EXERCISE INSTRUCTIONS → Verbatim output of all the material below is required.

DATASET RECORDS →
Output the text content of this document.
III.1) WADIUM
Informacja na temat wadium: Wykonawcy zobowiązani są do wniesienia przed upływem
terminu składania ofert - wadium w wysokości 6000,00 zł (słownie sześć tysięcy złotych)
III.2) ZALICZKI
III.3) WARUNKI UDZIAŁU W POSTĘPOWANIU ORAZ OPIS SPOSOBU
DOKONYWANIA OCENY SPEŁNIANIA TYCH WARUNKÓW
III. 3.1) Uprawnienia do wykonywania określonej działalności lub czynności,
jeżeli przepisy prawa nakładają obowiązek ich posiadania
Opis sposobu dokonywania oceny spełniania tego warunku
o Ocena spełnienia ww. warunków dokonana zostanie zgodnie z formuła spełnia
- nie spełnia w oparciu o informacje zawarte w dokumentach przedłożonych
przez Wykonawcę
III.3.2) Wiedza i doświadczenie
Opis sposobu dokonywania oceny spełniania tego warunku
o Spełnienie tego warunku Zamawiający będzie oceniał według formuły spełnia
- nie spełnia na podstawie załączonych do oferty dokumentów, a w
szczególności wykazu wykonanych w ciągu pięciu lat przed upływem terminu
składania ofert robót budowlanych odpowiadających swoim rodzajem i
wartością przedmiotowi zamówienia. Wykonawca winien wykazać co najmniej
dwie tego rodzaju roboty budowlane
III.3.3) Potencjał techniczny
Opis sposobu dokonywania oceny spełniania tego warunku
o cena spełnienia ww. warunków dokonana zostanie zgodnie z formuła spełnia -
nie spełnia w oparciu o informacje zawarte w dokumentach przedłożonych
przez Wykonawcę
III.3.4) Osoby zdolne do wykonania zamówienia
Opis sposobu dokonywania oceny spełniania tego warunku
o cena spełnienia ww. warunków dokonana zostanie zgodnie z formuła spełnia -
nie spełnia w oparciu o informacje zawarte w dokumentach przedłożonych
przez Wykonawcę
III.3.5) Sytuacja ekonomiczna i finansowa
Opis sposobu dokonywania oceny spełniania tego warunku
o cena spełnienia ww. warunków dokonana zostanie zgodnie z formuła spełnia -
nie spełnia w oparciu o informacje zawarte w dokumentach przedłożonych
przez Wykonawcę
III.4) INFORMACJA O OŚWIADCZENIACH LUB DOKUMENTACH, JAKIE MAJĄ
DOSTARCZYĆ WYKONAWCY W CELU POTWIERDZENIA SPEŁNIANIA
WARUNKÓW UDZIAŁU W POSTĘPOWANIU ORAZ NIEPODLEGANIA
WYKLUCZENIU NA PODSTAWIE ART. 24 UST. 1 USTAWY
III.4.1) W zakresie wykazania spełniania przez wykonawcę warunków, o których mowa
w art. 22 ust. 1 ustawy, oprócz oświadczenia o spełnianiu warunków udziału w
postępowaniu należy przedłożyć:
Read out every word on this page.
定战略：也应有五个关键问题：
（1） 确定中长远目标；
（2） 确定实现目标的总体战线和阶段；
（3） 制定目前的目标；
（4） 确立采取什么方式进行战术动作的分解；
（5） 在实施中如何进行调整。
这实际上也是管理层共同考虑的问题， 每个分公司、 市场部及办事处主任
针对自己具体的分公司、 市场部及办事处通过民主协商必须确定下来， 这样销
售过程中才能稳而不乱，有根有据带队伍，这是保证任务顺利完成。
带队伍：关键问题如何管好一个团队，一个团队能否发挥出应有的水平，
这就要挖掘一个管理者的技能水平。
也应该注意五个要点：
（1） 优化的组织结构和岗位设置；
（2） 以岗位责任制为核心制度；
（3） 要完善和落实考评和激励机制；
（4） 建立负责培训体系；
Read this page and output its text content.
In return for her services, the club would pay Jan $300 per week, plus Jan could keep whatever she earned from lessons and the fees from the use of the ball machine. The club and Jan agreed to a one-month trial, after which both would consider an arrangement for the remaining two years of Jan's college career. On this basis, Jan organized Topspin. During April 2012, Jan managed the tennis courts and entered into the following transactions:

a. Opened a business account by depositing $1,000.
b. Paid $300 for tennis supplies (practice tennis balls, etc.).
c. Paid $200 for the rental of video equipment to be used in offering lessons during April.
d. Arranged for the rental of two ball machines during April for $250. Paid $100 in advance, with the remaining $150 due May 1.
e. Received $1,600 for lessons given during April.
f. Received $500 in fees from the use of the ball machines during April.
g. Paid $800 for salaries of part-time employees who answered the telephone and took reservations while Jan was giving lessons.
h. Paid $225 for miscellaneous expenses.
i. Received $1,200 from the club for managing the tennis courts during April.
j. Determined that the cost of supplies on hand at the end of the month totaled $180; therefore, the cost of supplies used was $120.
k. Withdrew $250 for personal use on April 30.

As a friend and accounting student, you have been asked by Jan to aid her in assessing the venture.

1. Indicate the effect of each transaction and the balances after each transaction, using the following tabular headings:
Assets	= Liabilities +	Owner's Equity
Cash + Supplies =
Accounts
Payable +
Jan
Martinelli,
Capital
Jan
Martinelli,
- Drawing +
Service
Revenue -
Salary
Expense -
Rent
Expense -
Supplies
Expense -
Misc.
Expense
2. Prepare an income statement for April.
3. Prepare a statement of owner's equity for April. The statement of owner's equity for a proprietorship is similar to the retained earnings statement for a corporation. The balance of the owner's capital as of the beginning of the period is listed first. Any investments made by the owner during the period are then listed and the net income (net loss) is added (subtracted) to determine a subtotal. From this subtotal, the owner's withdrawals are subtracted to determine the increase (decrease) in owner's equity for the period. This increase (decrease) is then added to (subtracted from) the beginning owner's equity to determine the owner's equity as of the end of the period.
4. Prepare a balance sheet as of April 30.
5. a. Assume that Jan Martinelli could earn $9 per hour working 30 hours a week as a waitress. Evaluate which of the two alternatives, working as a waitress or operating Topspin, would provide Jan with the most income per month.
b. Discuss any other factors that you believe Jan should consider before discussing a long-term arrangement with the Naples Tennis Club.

RESULT OF THE EXERCISE →
Output the text content of this document.
III.1) WADIUM
Informacja na temat wadium: Wykonawcy zobowiązani są do wniesienia przed upływem
terminu składania ofert - wadium w wysokości 6000,00 zł (słownie sześć tysięcy złotych)
III.2) ZALICZKI
III.3) WARUNKI UDZIAŁU W POSTĘPOWANIU ORAZ OPIS SPOSOBU
DOKONYWANIA OCENY SPEŁNIANIA TYCH WARUNKÓW
III. 3.1) Uprawnienia do wykonywania określonej działalności lub czynności,
jeżeli przepisy prawa nakładają obowiązek ich posiadania
Opis sposobu dokonywania oceny spełniania tego warunku
o Ocena spełnienia ww. warunków dokonana zostanie zgodnie z formuła spełnia
- nie spełnia w oparciu o informacje zawarte w dokumentach przedłożonych
przez Wykonawcę
III.3.2) Wiedza i doświadczenie
Opis sposobu dokonywania oceny spełniania tego warunku
o Spełnienie tego warunku Zamawiający będzie oceniał według formuły spełnia
- nie spełnia na podstawie załączonych do oferty dokumentów, a w
szczególności wykazu wykonanych w ciągu pięciu lat przed upływem terminu
składania ofert robót budowlanych odpowiadających swoim rodzajem i
wartością przedmiotowi zamówienia. Wykonawca winien wykazać co najmniej
dwie tego rodzaju roboty budowlane
III.3.3) Potencjał techniczny
Opis sposobu dokonywania oceny spełniania tego warunku
o cena spełnienia ww. warunków dokonana zostanie zgodnie z formuła spełnia -
nie spełnia w oparciu o informacje zawarte w dokumentach przedłożonych
przez Wykonawcę
III.3.4) Osoby zdolne do wykonania zamówienia
Opis sposobu dokonywania oceny spełniania tego warunku
o cena spełnienia ww. warunków dokonana zostanie zgodnie z formuła spełnia -
nie spełnia w oparciu o informacje zawarte w dokumentach przedłożonych
przez Wykonawcę
III.3.5) Sytuacja ekonomiczna i finansowa
Opis sposobu dokonywania oceny spełniania tego warunku
o cena spełnienia ww. warunków dokonana zostanie zgodnie z formuła spełnia -
nie spełnia w oparciu o informacje zawarte w dokumentach przedłożonych
przez Wykonawcę
III.4) INFORMACJA O OŚWIADCZENIACH LUB DOKUMENTACH, JAKIE MAJĄ
DOSTARCZYĆ WYKONAWCY W CELU POTWIERDZENIA SPEŁNIANIA
WARUNKÓW UDZIAŁU W POSTĘPOWANIU ORAZ NIEPODLEGANIA
WYKLUCZENIU NA PODSTAWIE ART. 24 UST. 1 USTAWY
III.4.1) W zakresie wykazania spełniania przez wykonawcę warunków, o których mowa
w art. 22 ust. 1 ustawy, oprócz oświadczenia o spełnianiu warunków udziału w
postępowaniu należy przedłożyć:
Read out every word on this page.
定战略：也应有五个关键问题：
（1） 确定中长远目标；
（2） 确定实现目标的总体战线和阶段；
（3） 制定目前的目标；
（4） 确立采取什么方式进行战术动作的分解；
（5） 在实施中如何进行调整。
这实际上也是管理层共同考虑的问题， 每个分公司、 市场部及办事处主任
针对自己具体的分公司、 市场部及办事处通过民主协商必须确定下来， 这样销
售过程中才能稳而不乱，有根有据带队伍，这是保证任务顺利完成。
带队伍：关键问题如何管好一个团队，一个团队能否发挥出应有的水平，
这就要挖掘一个管理者的技能水平。
也应该注意五个要点：
（1） 优化的组织结构和岗位设置；
（2） 以岗位责任制为核心制度；
（3） 要完善和落实考评和激励机制；
（4） 建立负责培训体系；
Read this page and output its text content.
In return for her services, the club would pay Jan $300 per week, plus Jan could keep whatever she earned from lessons and the fees from the use of the ball machine. The club and Jan agreed to a one-month trial, after which both would consider an arrangement for the remaining two years of Jan's college career. On this basis, Jan organized Topspin. During April 2012, Jan managed the tennis courts and entered into the following transactions:

a. Opened a business account by depositing $1,000.
b. Paid $300 for tennis supplies (practice tennis balls, etc.).
c. Paid $200 for the rental of video equipment to be used in offering lessons during April.
d. Arranged for the rental of two ball machines during April for $250. Paid $100 in advance, with the remaining $150 due May 1.
e. Received $1,600 for lessons given during April.
f. Received $500 in fees from the use of the ball machines during April.
g. Paid $800 for salaries of part-time employees who answered the telephone and took reservations while Jan was giving lessons.
h. Paid $225 for miscellaneous expenses.
i. Received $1,200 from the club for managing the tennis courts during April.
j. Determined that the cost of supplies on hand at the end of the month totaled $180; therefore, the cost of supplies used was $120.
k. Withdrew $250 for personal use on April 30.

As a friend and accounting student, you have been asked by Jan to aid her in assessing the venture.

1. Indicate the effect of each transaction and the balances after each transaction, using the following tabular headings:
Assets	= Liabilities +	Owner's Equity
Cash + Supplies =
Accounts
Payable +
Jan
Martinelli,
Capital
Jan
Martinelli,
- Drawing +
Service
Revenue -
Salary
Expense -
Rent
Expense -
Supplies
Expense -
Misc.
Expense
2. Prepare an income statement for April.
3. Prepare a statement of owner's equity for April. The statement of owner's equity for a proprietorship is similar to the retained earnings statement for a corporation. The balance of the owner's capital as of the beginning of the period is listed first. Any investments made by the owner during the period are then listed and the net income (net loss) is added (subtracted) to determine a subtotal. From this subtotal, the owner's withdrawals are subtracted to determine the increase (decrease) in owner's equity for the period. This increase (decrease) is then added to (subtracted from) the beginning owner's equity to determine the owner's equity as of the end of the period.
4. Prepare a balance sheet as of April 30.
5. a. Assume that Jan Martinelli could earn $9 per hour working 30 hours a week as a waitress. Evaluate which of the two alternatives, working as a waitress or operating Topspin, would provide Jan with the most income per month.
b. Discuss any other factors that you believe Jan should consider before discussing a long-term arrangement with the Naples Tennis Club.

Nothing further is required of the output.